======== Supplied passage

As the Liberal Democratic Party (LDP) won 294 seats and their allies, the New Komeito Party, 31 seats, a coalition of the two parties would be able to form a two-thirds majority in the House of Representatives, enabling them to overrule the House of Councillors. The significant swing back towards conservative politics was attributed to economic anxieties, including fear of falling behind China. Despite this landslide victory, Shinzo Abe acknowledged that his party won mainly because of voter antipathy towards the Democratic Party and not due to a resurgence in popularity for the LDP.

The election was an unmitigated disaster for the Democratic Party, which lost three-quarters of its 230 seats in the lower house to finish with just 57. In addition, seven members of the Cabinet lost their seats, the most ever in an election. Naoto Kan, who preceded Noda as prime minister, lost his constituency as well. Overall, this marked the worst performance by a ruling party in the post–World War II era. As a result, Yoshihiko Noda resigned from his post as party president.

The Tomorrow Party of Japan, which formed shortly before the election, consisted mostly of incumbents defecting from the Democratic Party. Most of these incumbents were unseated, causing the party to lose 86% of its strength only weeks after forming. Both the Japan Restoration Party and Your Party emerged as viable players in the Diet, while the traditional left parties Social Democratic Party and Japanese Communist Party continued to decline in strength and relevance.

The voter turnout of 59.3% was the lowest since World War II.

===Reactions and analysis===
The Liberal Democratic Party had campaigned on a tough stance on the Senkaku Islands dispute, leading to speculation as to how the new government would deal with the issue. Abe made his party's position clear immediately following the election, stating that "[their] objective is to stop the challenge" from China with regards to ownership of the islands. The re-election of the liberal conservative LDP raised concern in foreign media that Japan's relations with its neighbours – China and South Korea – would become strained, given the past visits to the Yasukuni Shrine by LDP prime ministers, the party's perceived de-emphasis of Japan's war crimes committed during World War II and their intention to amend the country's pacifist constitution to give more power to the Self-Defense Forces. Abe was also in favor of retaining nuclear energy in the country.

================

**Work request A**
In the election passage, give the stretch from "The Tomorrow Party" through "World War II." again, replacing "incumbents" with "sitting members".
**Work request B**
According to the election passage, how many lower-house seats did the Democratic Party end up with?
**Work request C**
Does the election passage back each statement below? Answer yes or no for each, and quote the text's deciding words.
(i) The Liberal Democratic Party won 294 seats.
(ii) Voter turnout was the highest since World War II.
(iii) Naoto Kan kept his constituency.

======== Provided records

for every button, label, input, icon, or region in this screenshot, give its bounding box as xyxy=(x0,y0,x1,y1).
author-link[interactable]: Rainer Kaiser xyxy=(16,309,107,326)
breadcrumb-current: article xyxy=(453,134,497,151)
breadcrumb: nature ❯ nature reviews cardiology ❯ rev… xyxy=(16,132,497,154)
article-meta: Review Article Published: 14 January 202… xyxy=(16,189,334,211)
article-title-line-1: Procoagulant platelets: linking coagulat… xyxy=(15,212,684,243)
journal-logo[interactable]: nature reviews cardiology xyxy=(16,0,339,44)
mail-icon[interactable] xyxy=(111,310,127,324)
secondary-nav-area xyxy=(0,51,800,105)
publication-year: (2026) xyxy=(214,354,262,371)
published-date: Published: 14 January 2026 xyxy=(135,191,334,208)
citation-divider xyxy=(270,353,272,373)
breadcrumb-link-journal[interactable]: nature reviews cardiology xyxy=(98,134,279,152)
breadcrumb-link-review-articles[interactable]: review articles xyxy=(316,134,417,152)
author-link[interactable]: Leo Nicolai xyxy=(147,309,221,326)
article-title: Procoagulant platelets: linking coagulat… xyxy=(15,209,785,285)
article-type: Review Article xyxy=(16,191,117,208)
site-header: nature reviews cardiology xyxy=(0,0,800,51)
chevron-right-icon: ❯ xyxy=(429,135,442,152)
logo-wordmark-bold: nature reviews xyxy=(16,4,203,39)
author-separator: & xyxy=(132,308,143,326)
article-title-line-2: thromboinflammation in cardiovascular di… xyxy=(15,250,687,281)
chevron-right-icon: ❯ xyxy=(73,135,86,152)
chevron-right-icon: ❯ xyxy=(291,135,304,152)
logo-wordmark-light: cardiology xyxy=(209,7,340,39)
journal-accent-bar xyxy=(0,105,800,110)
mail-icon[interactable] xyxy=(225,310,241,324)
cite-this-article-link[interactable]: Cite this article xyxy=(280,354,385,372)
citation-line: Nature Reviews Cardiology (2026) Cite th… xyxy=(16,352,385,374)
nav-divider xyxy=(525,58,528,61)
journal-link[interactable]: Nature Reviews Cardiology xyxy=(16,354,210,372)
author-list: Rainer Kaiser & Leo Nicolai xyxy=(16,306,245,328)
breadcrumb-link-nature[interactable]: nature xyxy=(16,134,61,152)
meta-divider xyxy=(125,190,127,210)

================

**Answer box A**
The Tomorrow Party of Japan, which formed shortly before the election, consisted mostly of sitting members defecting from the Democratic Party. Most of these sitting members were unseated, causing the party to lose 86% of its strength only weeks after forming. Both the Japan Restoration Party and Your Party emerged as viable players in the Diet, while the traditional left parties Social Democratic Party and Japanese Communist Party continued to decline in strength and relevance.

The voter turnout of 59.3% was the lowest since World War II.

**Answer box B**
57

**Answer box C**
(i) Yes: "the Liberal Democratic Party (LDP) won 294 seats"
(ii) No: "The voter turnout of 59.3% was the lowest since World War II."
(iii) No: "Naoto Kan, who preceded Noda as prime minister, lost his constituency as well."